**What the task requires:** For each line below that includes the word "JSON", make a copy.
##### Records for the task #####
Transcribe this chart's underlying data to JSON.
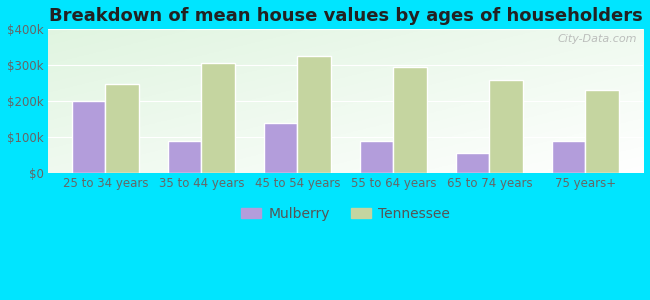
{
  "title": "Breakdown of mean house values by ages of householders",
  "categories": [
    "25 to 34 years",
    "35 to 44 years",
    "45 to 54 years",
    "55 to 64 years",
    "65 to 74 years",
    "75 years+"
  ],
  "mulberry_values": [
    200000,
    90000,
    140000,
    90000,
    55000,
    90000
  ],
  "tennessee_values": [
    248000,
    305000,
    325000,
    295000,
    260000,
    230000
  ],
  "mulberry_color": "#b39ddb",
  "tennessee_color": "#c5d5a0",
  "background_color": "#00e5ff",
  "plot_bg_color": "#e8f5e9",
  "ylim": [
    0,
    400000
  ],
  "yticks": [
    0,
    100000,
    200000,
    300000,
    400000
  ],
  "ytick_labels": [
    "$0",
    "$100k",
    "$200k",
    "$300k",
    "$400k"
  ],
  "legend_labels": [
    "Mulberry",
    "Tennessee"
  ],
  "title_fontsize": 13,
  "tick_fontsize": 8.5,
  "legend_fontsize": 10,
  "bar_width": 0.35,
  "watermark": "City-Data.com",
  "bar_edgecolor": "white",
  "bar_linewidth": 1.0
}
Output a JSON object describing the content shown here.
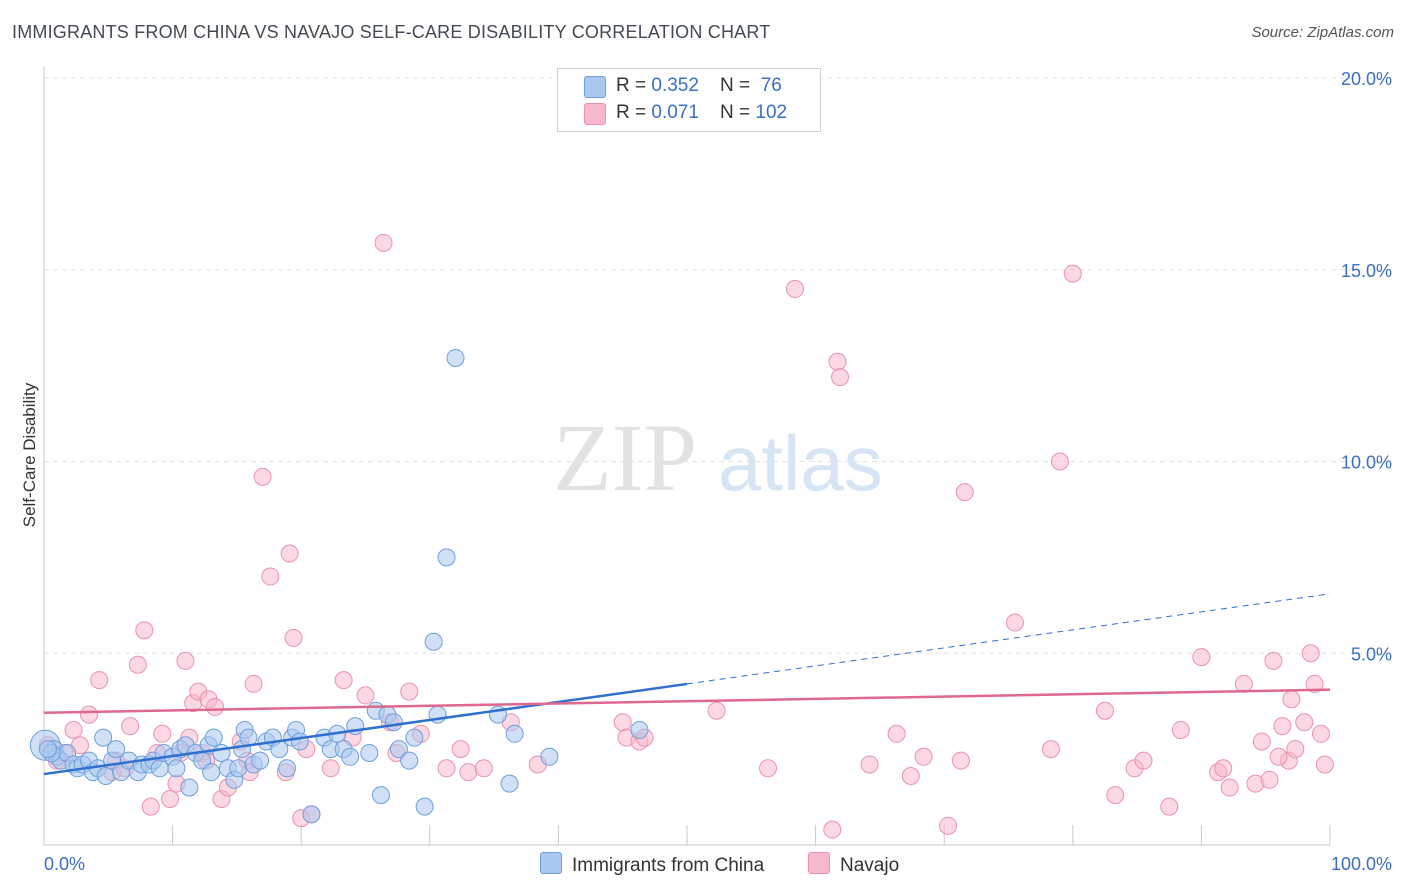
{
  "title": "IMMIGRANTS FROM CHINA VS NAVAJO SELF-CARE DISABILITY CORRELATION CHART",
  "source": "Source: ZipAtlas.com",
  "watermark": {
    "zip": "ZIP",
    "atlas": "atlas"
  },
  "colors": {
    "china_fill": "#a9c8f0",
    "china_stroke": "#6f9fdc",
    "china_line": "#2f6fcf",
    "navajo_fill": "#f7b8cb",
    "navajo_stroke": "#e993ad",
    "navajo_line": "#e0678f",
    "tick_text": "#3a6fc4",
    "grid": "#e3e3e3"
  },
  "legend": {
    "rows": [
      {
        "r_label": "R = ",
        "r_value": "0.352",
        "n_label": "N = ",
        "n_value": " 76"
      },
      {
        "r_label": "R = ",
        "r_value": "0.071",
        "n_label": "N = ",
        "n_value": "102"
      }
    ]
  },
  "bottom_legend": {
    "china": "Immigrants from China",
    "navajo": "Navajo"
  },
  "chart_data": {
    "type": "scatter",
    "ylabel": "Self-Care Disability",
    "xlim": [
      0,
      100
    ],
    "ylim": [
      0,
      20
    ],
    "y_ticks": [
      {
        "value": 5,
        "label": "5.0%"
      },
      {
        "value": 10,
        "label": "10.0%"
      },
      {
        "value": 15,
        "label": "15.0%"
      },
      {
        "value": 20,
        "label": "20.0%"
      }
    ],
    "x_tick_labels": [
      {
        "value": 0,
        "label": "0.0%"
      },
      {
        "value": 100,
        "label": "100.0%"
      }
    ],
    "series": [
      {
        "name": "Immigrants from China",
        "R": 0.352,
        "N": 76,
        "trend": {
          "x0": 0,
          "y0": 1.85,
          "x1": 50,
          "y1": 4.2,
          "dashed_to_x": 100,
          "dashed_to_y": 6.55
        },
        "points": [
          [
            0.1,
            2.6
          ],
          [
            0.8,
            2.5
          ],
          [
            1.0,
            2.3
          ],
          [
            1.3,
            2.2
          ],
          [
            1.8,
            2.4
          ],
          [
            2.3,
            2.1
          ],
          [
            2.6,
            2.0
          ],
          [
            3.0,
            2.1
          ],
          [
            3.5,
            2.2
          ],
          [
            3.8,
            1.9
          ],
          [
            4.2,
            2.0
          ],
          [
            4.6,
            2.8
          ],
          [
            4.8,
            1.8
          ],
          [
            5.3,
            2.2
          ],
          [
            5.6,
            2.5
          ],
          [
            6.0,
            1.9
          ],
          [
            6.6,
            2.2
          ],
          [
            7.3,
            1.9
          ],
          [
            7.6,
            2.1
          ],
          [
            8.2,
            2.1
          ],
          [
            8.5,
            2.2
          ],
          [
            9.0,
            2.0
          ],
          [
            9.3,
            2.4
          ],
          [
            10.0,
            2.3
          ],
          [
            10.3,
            2.0
          ],
          [
            10.6,
            2.5
          ],
          [
            11.0,
            2.6
          ],
          [
            11.3,
            1.5
          ],
          [
            11.8,
            2.4
          ],
          [
            12.3,
            2.2
          ],
          [
            12.8,
            2.6
          ],
          [
            13.0,
            1.9
          ],
          [
            13.2,
            2.8
          ],
          [
            13.8,
            2.4
          ],
          [
            14.3,
            2.0
          ],
          [
            14.8,
            1.7
          ],
          [
            15.1,
            2.0
          ],
          [
            15.4,
            2.5
          ],
          [
            15.6,
            3.0
          ],
          [
            15.9,
            2.8
          ],
          [
            16.3,
            2.1
          ],
          [
            16.8,
            2.2
          ],
          [
            17.3,
            2.7
          ],
          [
            17.8,
            2.8
          ],
          [
            18.3,
            2.5
          ],
          [
            18.9,
            2.0
          ],
          [
            19.3,
            2.8
          ],
          [
            19.6,
            3.0
          ],
          [
            19.9,
            2.7
          ],
          [
            20.8,
            0.8
          ],
          [
            21.8,
            2.8
          ],
          [
            22.3,
            2.5
          ],
          [
            22.8,
            2.9
          ],
          [
            23.3,
            2.5
          ],
          [
            23.8,
            2.3
          ],
          [
            24.2,
            3.1
          ],
          [
            25.3,
            2.4
          ],
          [
            25.8,
            3.5
          ],
          [
            26.2,
            1.3
          ],
          [
            26.7,
            3.4
          ],
          [
            27.2,
            3.2
          ],
          [
            27.6,
            2.5
          ],
          [
            28.4,
            2.2
          ],
          [
            28.8,
            2.8
          ],
          [
            29.6,
            1.0
          ],
          [
            30.3,
            5.3
          ],
          [
            30.6,
            3.4
          ],
          [
            31.3,
            7.5
          ],
          [
            32.0,
            12.7
          ],
          [
            35.3,
            3.4
          ],
          [
            36.2,
            1.6
          ],
          [
            36.6,
            2.9
          ],
          [
            39.3,
            2.3
          ],
          [
            46.3,
            3.0
          ],
          [
            0.6,
            2.4
          ],
          [
            0.3,
            2.5
          ]
        ]
      },
      {
        "name": "Navajo",
        "R": 0.071,
        "N": 102,
        "trend": {
          "x0": 0,
          "y0": 3.45,
          "x1": 100,
          "y1": 4.05
        },
        "points": [
          [
            0.3,
            2.6
          ],
          [
            1.0,
            2.2
          ],
          [
            1.6,
            2.4
          ],
          [
            2.3,
            3.0
          ],
          [
            2.8,
            2.6
          ],
          [
            3.5,
            3.4
          ],
          [
            4.3,
            4.3
          ],
          [
            5.3,
            1.9
          ],
          [
            5.6,
            2.2
          ],
          [
            6.3,
            2.0
          ],
          [
            6.7,
            3.1
          ],
          [
            7.3,
            4.7
          ],
          [
            7.8,
            5.6
          ],
          [
            8.3,
            1.0
          ],
          [
            8.8,
            2.4
          ],
          [
            9.2,
            2.9
          ],
          [
            9.8,
            1.2
          ],
          [
            10.3,
            1.6
          ],
          [
            10.6,
            2.4
          ],
          [
            11.0,
            4.8
          ],
          [
            11.3,
            2.8
          ],
          [
            11.6,
            3.7
          ],
          [
            12.0,
            4.0
          ],
          [
            12.3,
            2.4
          ],
          [
            12.6,
            2.2
          ],
          [
            12.8,
            3.8
          ],
          [
            13.3,
            3.6
          ],
          [
            13.8,
            1.2
          ],
          [
            14.3,
            1.5
          ],
          [
            15.3,
            2.7
          ],
          [
            15.8,
            2.2
          ],
          [
            16.0,
            1.9
          ],
          [
            16.3,
            4.2
          ],
          [
            17.0,
            9.6
          ],
          [
            17.6,
            7.0
          ],
          [
            18.8,
            1.9
          ],
          [
            19.1,
            7.6
          ],
          [
            19.4,
            5.4
          ],
          [
            20.0,
            0.7
          ],
          [
            20.4,
            2.5
          ],
          [
            20.8,
            0.8
          ],
          [
            22.3,
            2.0
          ],
          [
            23.3,
            4.3
          ],
          [
            24.0,
            2.8
          ],
          [
            25.0,
            3.9
          ],
          [
            26.4,
            15.7
          ],
          [
            26.9,
            3.2
          ],
          [
            27.4,
            2.4
          ],
          [
            28.4,
            4.0
          ],
          [
            29.3,
            2.9
          ],
          [
            31.3,
            2.0
          ],
          [
            32.4,
            2.5
          ],
          [
            33.0,
            1.9
          ],
          [
            34.2,
            2.0
          ],
          [
            36.3,
            3.2
          ],
          [
            38.4,
            2.1
          ],
          [
            45.0,
            3.2
          ],
          [
            45.3,
            2.8
          ],
          [
            46.3,
            2.7
          ],
          [
            46.7,
            2.8
          ],
          [
            52.3,
            3.5
          ],
          [
            56.3,
            2.0
          ],
          [
            58.4,
            14.5
          ],
          [
            61.3,
            0.4
          ],
          [
            61.7,
            12.6
          ],
          [
            61.9,
            12.2
          ],
          [
            64.2,
            2.1
          ],
          [
            66.3,
            2.9
          ],
          [
            67.4,
            1.8
          ],
          [
            68.4,
            2.3
          ],
          [
            70.3,
            0.5
          ],
          [
            71.3,
            2.2
          ],
          [
            71.6,
            9.2
          ],
          [
            75.5,
            5.8
          ],
          [
            78.3,
            2.5
          ],
          [
            79.0,
            10.0
          ],
          [
            80.0,
            14.9
          ],
          [
            82.5,
            3.5
          ],
          [
            83.3,
            1.3
          ],
          [
            84.8,
            2.0
          ],
          [
            85.5,
            2.2
          ],
          [
            87.5,
            1.0
          ],
          [
            88.4,
            3.0
          ],
          [
            90.0,
            4.9
          ],
          [
            91.3,
            1.9
          ],
          [
            91.7,
            2.0
          ],
          [
            92.2,
            1.5
          ],
          [
            93.3,
            4.2
          ],
          [
            94.2,
            1.6
          ],
          [
            94.7,
            2.7
          ],
          [
            95.3,
            1.7
          ],
          [
            95.6,
            4.8
          ],
          [
            96.3,
            3.1
          ],
          [
            96.8,
            2.2
          ],
          [
            97.3,
            2.5
          ],
          [
            98.0,
            3.2
          ],
          [
            98.5,
            5.0
          ],
          [
            98.8,
            4.2
          ],
          [
            99.3,
            2.9
          ],
          [
            99.6,
            2.1
          ],
          [
            97.0,
            3.8
          ],
          [
            96.0,
            2.3
          ]
        ]
      }
    ]
  }
}
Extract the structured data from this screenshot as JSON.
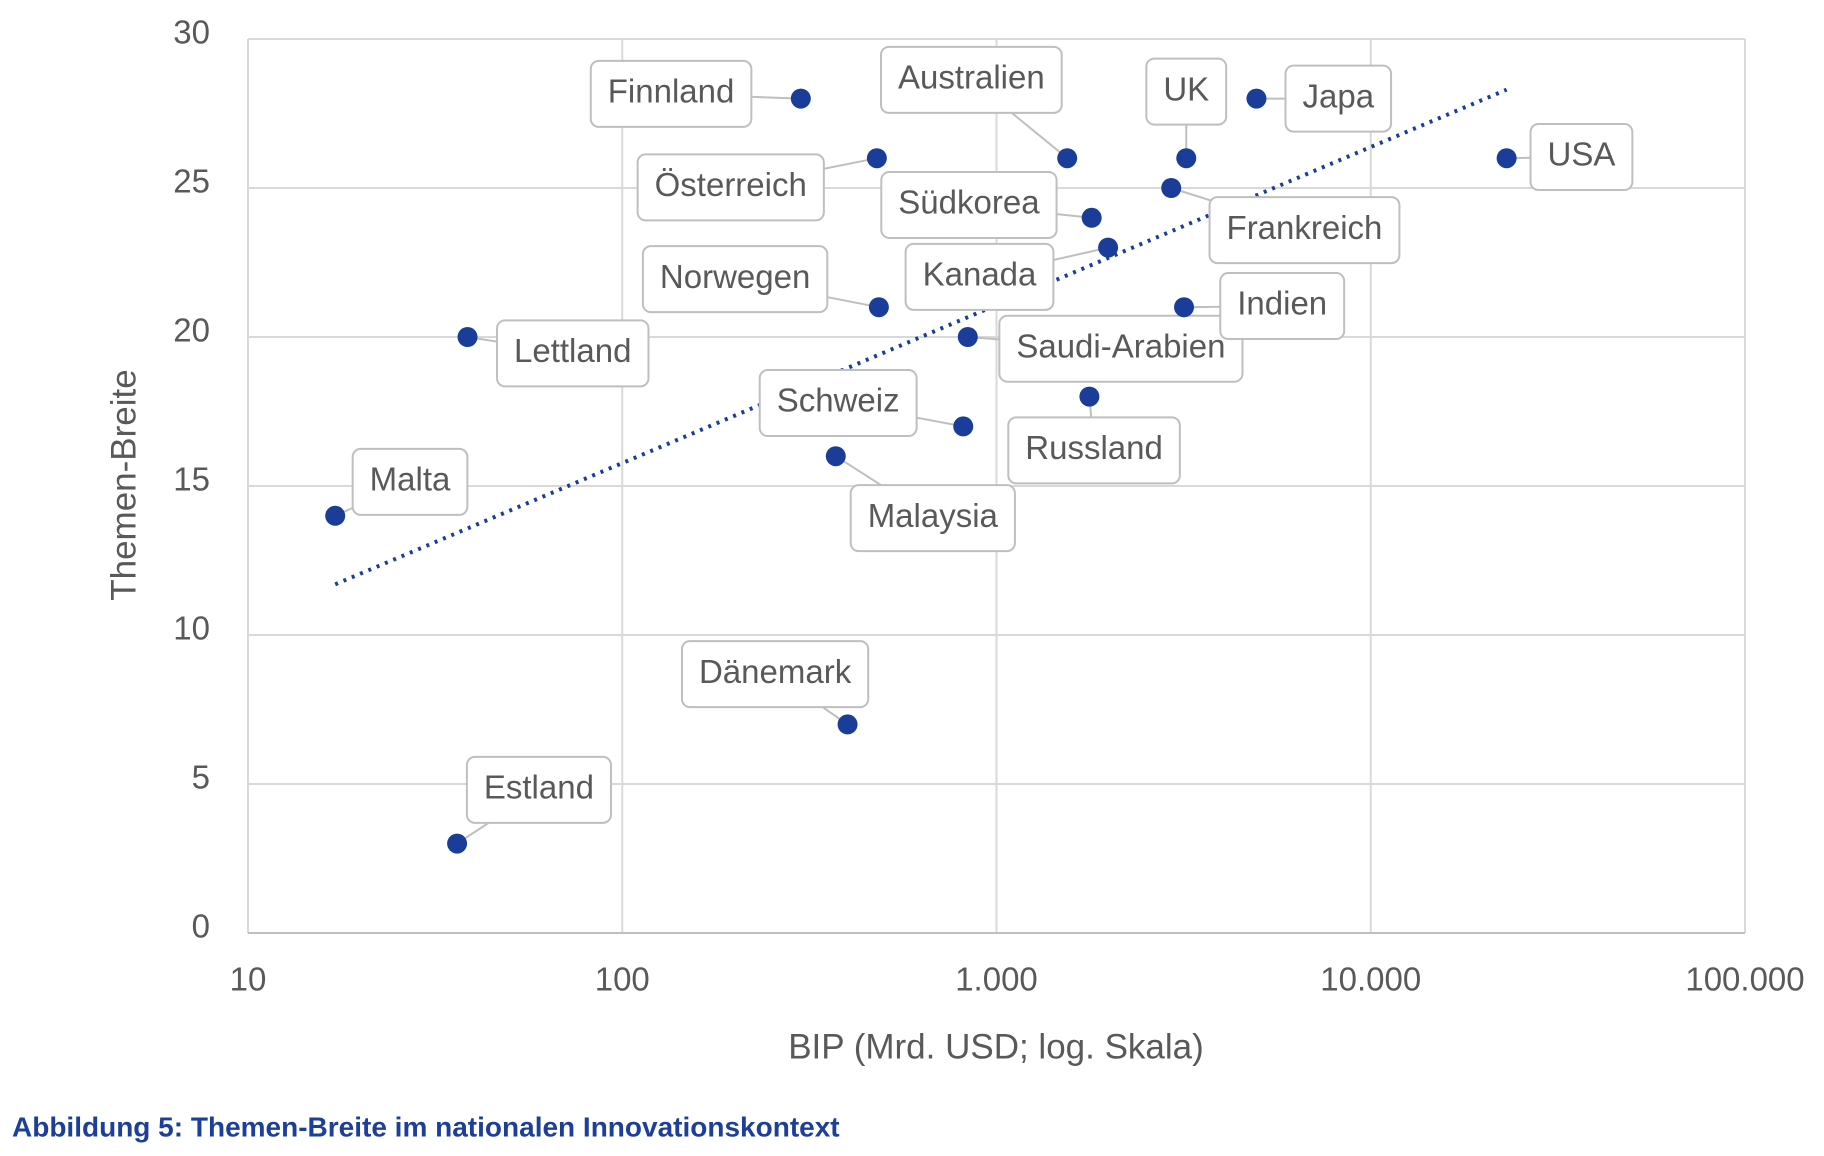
{
  "chart_data": {
    "type": "scatter",
    "caption": "Abbildung 5: Themen-Breite im nationalen Innovationskontext",
    "xlabel": "BIP (Mrd. USD; log. Skala)",
    "ylabel": "Themen-Breite",
    "xscale": "log",
    "xlim": [
      10,
      100000
    ],
    "ylim": [
      0,
      30
    ],
    "xticks": [
      10,
      100,
      {
        "value": 1000,
        "label": "1.000"
      },
      {
        "value": 10000,
        "label": "10.000"
      },
      {
        "value": 100000,
        "label": "100.000"
      }
    ],
    "yticks": [
      0,
      5,
      10,
      15,
      20,
      25,
      30
    ],
    "grid": true,
    "color": "#1a3d9a",
    "labels": [
      "Malta",
      "Estland",
      "Lettland",
      "Finnland",
      "Österreich",
      "Norwegen",
      "Dänemark",
      "Malaysia",
      "Schweiz",
      "Saudi-Arabien",
      "Australien",
      "Südkorea",
      "Kanada",
      "Russland",
      "Frankreich",
      "UK",
      "Indien",
      "Japa",
      "USA"
    ],
    "x": [
      17.1,
      36.2,
      38.6,
      300,
      479,
      485,
      400,
      372,
      815,
      838,
      1545,
      1796,
      1987,
      1771,
      2930,
      3214,
      3170,
      4950,
      23070
    ],
    "values": [
      14,
      3,
      20,
      28,
      26,
      21,
      7,
      16,
      17,
      20,
      26,
      24,
      23,
      18,
      25,
      26,
      21,
      28,
      26
    ],
    "trendline": {
      "x": [
        17.1,
        23070
      ],
      "y": [
        11.7,
        28.3
      ],
      "color": "#1a3d9a",
      "style": "dotted"
    }
  }
}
#####
**Exercise response:**
Transcribe this chart's underlying data to JSON.
Output a JSON object describing the content shown here.
Extract the structured data from this screenshot as JSON.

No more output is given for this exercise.